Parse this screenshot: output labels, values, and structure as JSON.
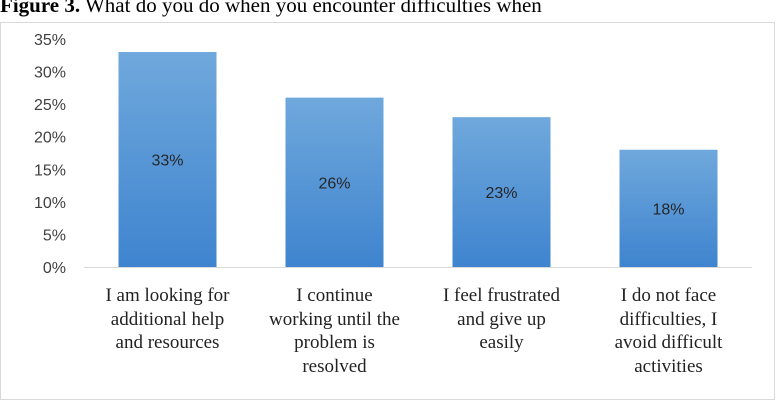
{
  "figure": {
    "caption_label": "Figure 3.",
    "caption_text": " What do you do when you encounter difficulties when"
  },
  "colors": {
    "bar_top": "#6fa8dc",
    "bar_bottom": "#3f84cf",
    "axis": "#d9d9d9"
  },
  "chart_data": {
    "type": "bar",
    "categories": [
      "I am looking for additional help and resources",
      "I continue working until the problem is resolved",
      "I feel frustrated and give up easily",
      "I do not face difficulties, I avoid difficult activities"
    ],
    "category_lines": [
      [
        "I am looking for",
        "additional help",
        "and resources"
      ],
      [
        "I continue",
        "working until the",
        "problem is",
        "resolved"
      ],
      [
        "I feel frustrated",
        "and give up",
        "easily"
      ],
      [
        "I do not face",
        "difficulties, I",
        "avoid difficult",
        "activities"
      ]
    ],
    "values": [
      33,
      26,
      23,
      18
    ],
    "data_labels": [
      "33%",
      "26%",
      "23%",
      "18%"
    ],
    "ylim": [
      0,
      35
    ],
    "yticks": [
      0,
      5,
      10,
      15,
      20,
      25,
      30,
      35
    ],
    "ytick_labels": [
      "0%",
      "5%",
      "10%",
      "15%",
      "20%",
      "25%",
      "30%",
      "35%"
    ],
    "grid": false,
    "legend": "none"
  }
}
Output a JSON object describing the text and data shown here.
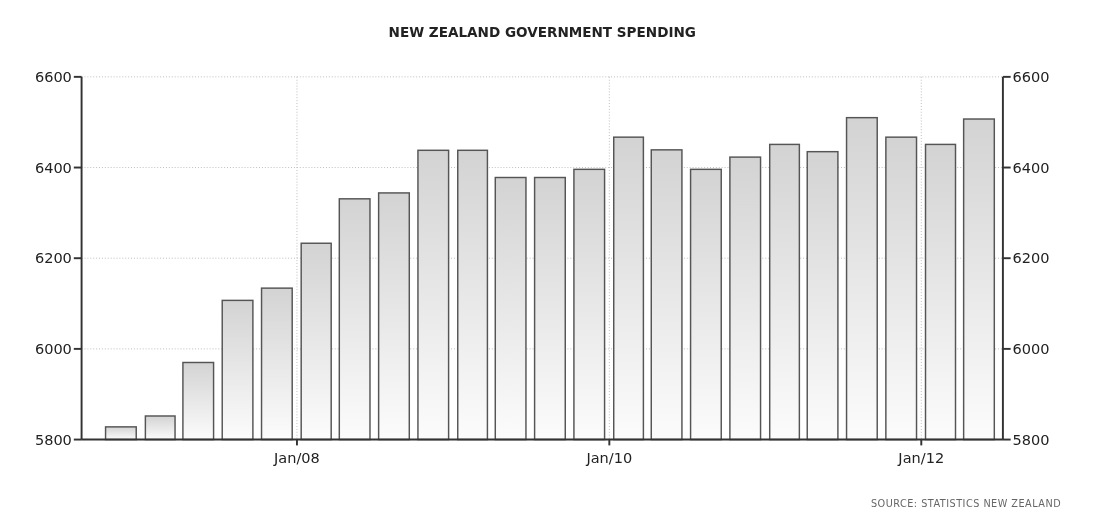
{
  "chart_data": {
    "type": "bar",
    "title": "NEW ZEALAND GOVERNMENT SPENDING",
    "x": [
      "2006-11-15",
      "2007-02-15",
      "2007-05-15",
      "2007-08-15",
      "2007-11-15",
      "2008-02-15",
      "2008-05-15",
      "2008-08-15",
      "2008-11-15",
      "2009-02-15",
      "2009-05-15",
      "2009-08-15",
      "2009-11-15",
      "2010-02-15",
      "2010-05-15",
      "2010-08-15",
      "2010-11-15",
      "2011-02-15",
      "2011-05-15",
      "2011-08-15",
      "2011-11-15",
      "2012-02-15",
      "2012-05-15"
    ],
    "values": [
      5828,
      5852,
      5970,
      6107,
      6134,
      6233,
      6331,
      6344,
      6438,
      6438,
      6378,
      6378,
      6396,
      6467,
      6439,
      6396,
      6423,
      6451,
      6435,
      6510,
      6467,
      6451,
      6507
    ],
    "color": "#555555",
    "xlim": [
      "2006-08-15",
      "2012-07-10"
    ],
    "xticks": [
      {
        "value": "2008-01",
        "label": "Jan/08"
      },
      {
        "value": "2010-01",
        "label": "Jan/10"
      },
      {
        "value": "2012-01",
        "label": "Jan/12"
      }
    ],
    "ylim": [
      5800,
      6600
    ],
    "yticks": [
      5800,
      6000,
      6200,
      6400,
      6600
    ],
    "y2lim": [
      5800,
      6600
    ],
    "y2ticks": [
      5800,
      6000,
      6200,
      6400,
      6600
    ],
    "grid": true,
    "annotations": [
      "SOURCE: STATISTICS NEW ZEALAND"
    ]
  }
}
____
> Aim of the task
Above are records; say how many of their lines contain the word "working", giving only the number.

> Exercise output
2